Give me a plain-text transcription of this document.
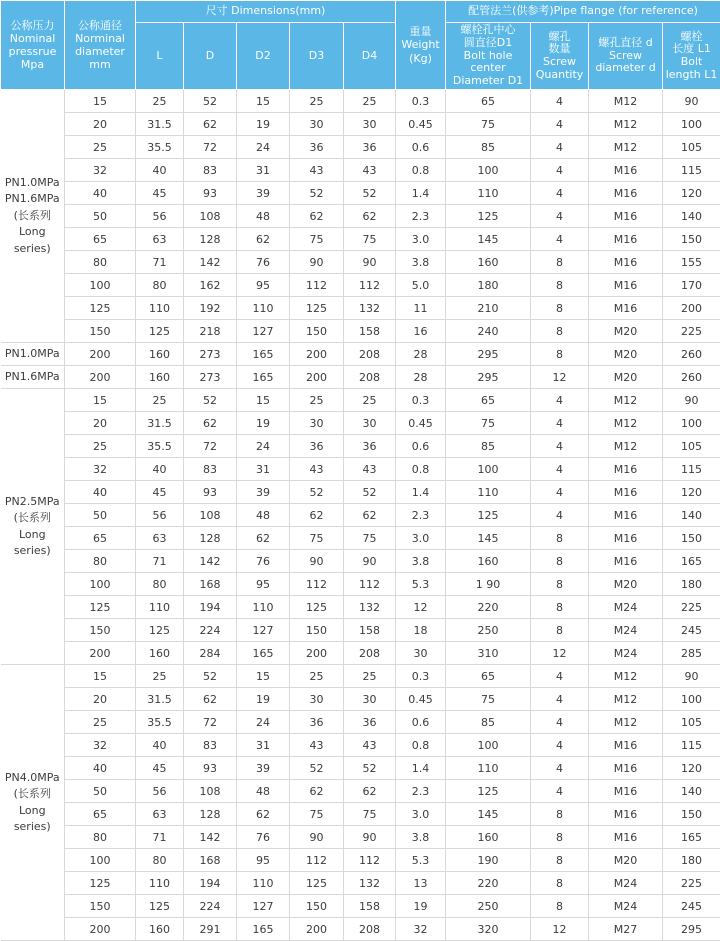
公称压力
Nominal
pressrue
Mpa	公称通径
Norminal
diameter
mm	尺寸 Dimensions(mm)					重量
Weight
(Kg)	配管法兰(供参考)Pipe flange (for reference)			
		L	D	D2	D3	D4		螺栓孔中心
圆直径D1
Bolt hole center
Diameter D1	螺孔
数量
Screw
Quantity	螺孔直径 d
Screw
diameter d	螺栓
长度 L1
Bolt
length L1

PN1.0MPa
PN1.6MPa
(长系列
Long series)	15	25	52	15	25	25	0.3	65	4	M12	90
	20	31.5	62	19	30	30	0.45	75	4	M12	100
	25	35.5	72	24	36	36	0.6	85	4	M12	105
	32	40	83	31	43	43	0.8	100	4	M16	115
	40	45	93	39	52	52	1.4	110	4	M16	120
	50	56	108	48	62	62	2.3	125	4	M16	140
	65	63	128	62	75	75	3.0	145	4	M16	150
	80	71	142	76	90	90	3.8	160	8	M16	155
	100	80	162	95	112	112	5.0	180	8	M16	170
	125	110	192	110	125	132	11	210	8	M16	200
	150	125	218	127	150	158	16	240	8	M20	225

PN1.0MPa	200	160	273	165	200	208	28	295	8	M20	260

PN1.6MPa	200	160	273	165	200	208	28	295	12	M20	260

PN2.5MPa
(长系列
Long series)	15	25	52	15	25	25	0.3	65	4	M12	90
	20	31.5	62	19	30	30	0.45	75	4	M12	100
	25	35.5	72	24	36	36	0.6	85	4	M12	105
	32	40	83	31	43	43	0.8	100	4	M16	115
	40	45	93	39	52	52	1.4	110	4	M16	120
	50	56	108	48	62	62	2.3	125	4	M16	140
	65	63	128	62	75	75	3.0	145	8	M16	150
	80	71	142	76	90	90	3.8	160	8	M16	165
	100	80	168	95	112	112	5.3	1 90	8	M20	180
	125	110	194	110	125	132	12	220	8	M24	225
	150	125	224	127	150	158	18	250	8	M24	245
	200	160	284	165	200	208	30	310	12	M24	285

PN4.0MPa
(长系列
Long series)	15	25	52	15	25	25	0.3	65	4	M12	90
	20	31.5	62	19	30	30	0.45	75	4	M12	100
	25	35.5	72	24	36	36	0.6	85	4	M12	105
	32	40	83	31	43	43	0.8	100	4	M16	115
	40	45	93	39	52	52	1.4	110	4	M16	120
	50	56	108	48	62	62	2.3	125	4	M16	140
	65	63	128	62	75	75	3.0	145	8	M16	150
	80	71	142	76	90	90	3.8	160	8	M16	165
	100	80	168	95	112	112	5.3	190	8	M20	180
	125	110	194	110	125	132	13	220	8	M24	225
	150	125	224	127	150	158	19	250	8	M24	245
	200	160	291	165	200	208	32	320	12	M27	295
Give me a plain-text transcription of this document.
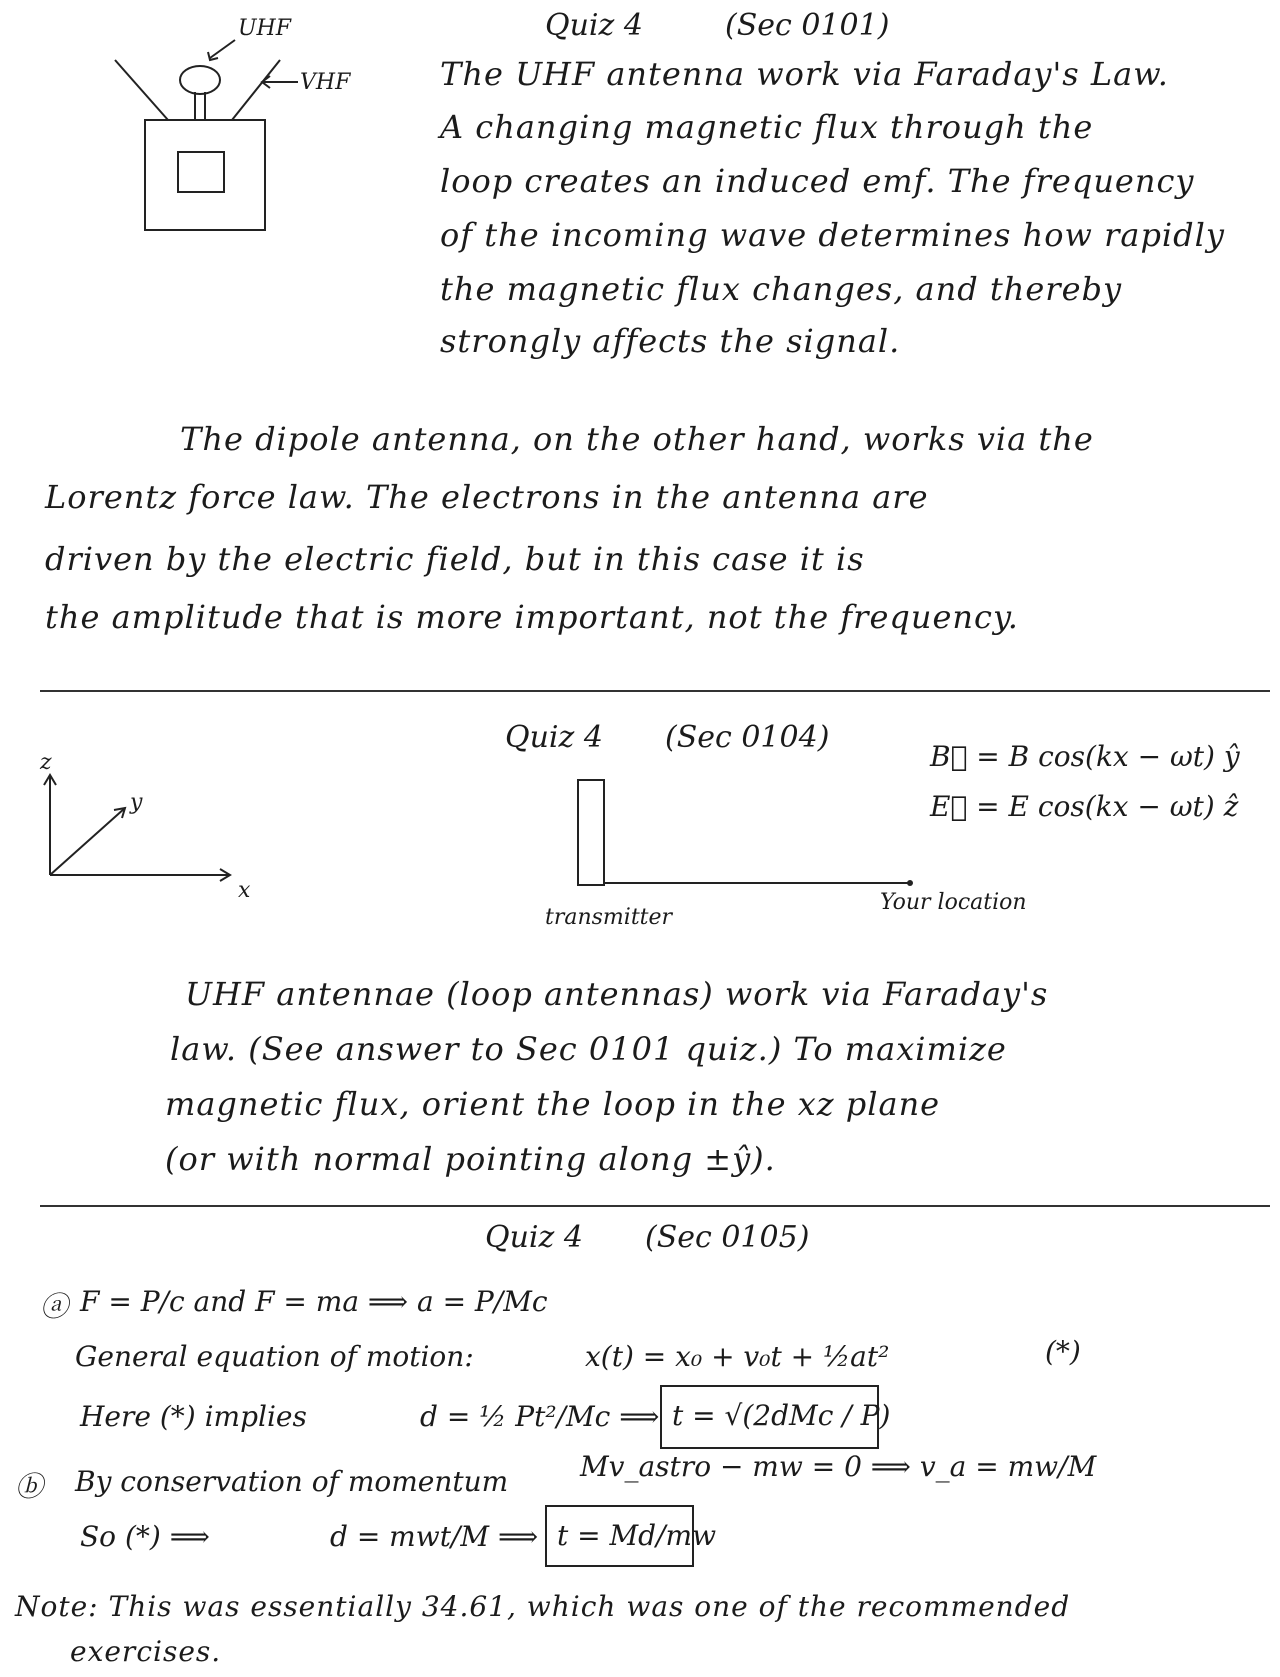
UHF
VHF
Quiz 4	(Sec 0101)
The UHF antenna work via Faraday's Law.
A changing magnetic flux through the
loop creates an induced emf. The frequency
of the incoming wave determines how rapidly
the magnetic flux changes, and thereby
strongly affects the signal.
The dipole antenna, on the other hand, works via the
Lorentz force law. The electrons in the antenna are
driven by the electric field, but in this case it is
the amplitude that is more important, not the frequency.
Quiz 4 (Sec 0104)
B⃗ = B cos(kx − ωt) ŷ
E⃗ = E cos(kx − ωt) ẑ
z
y
x
transmitter
Your location
UHF antennae (loop antennas) work via Faraday's
law. (See answer to Sec 0101 quiz.) To maximize
magnetic flux, orient the loop in the xz plane
(or with normal pointing along ±ŷ).
Quiz 4 (Sec 0105)
ⓐ F = P/c and F = ma ⟹ a = P/Mc
General equation of motion:	x(t) = x₀ + v₀t + ½at²	(*)
Here (*) implies	d = ½ Pt²/Mc ⟹ t = √(2dMc / P)
ⓑ By conservation of momentum	Mv_astro − mw = 0 ⟹ v_a = mw/M
So (*) ⟹	d = mwt/M ⟹ t = Md/mw
Note: This was essentially 34.61, which was one of the recommended
exercises.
================================
Given exercise:
Above are the records; copy every line in them that holds the word "frequency".

Output for this exercise:
loop creates an induced emf. The frequency
the amplitude that is more important, not the frequency.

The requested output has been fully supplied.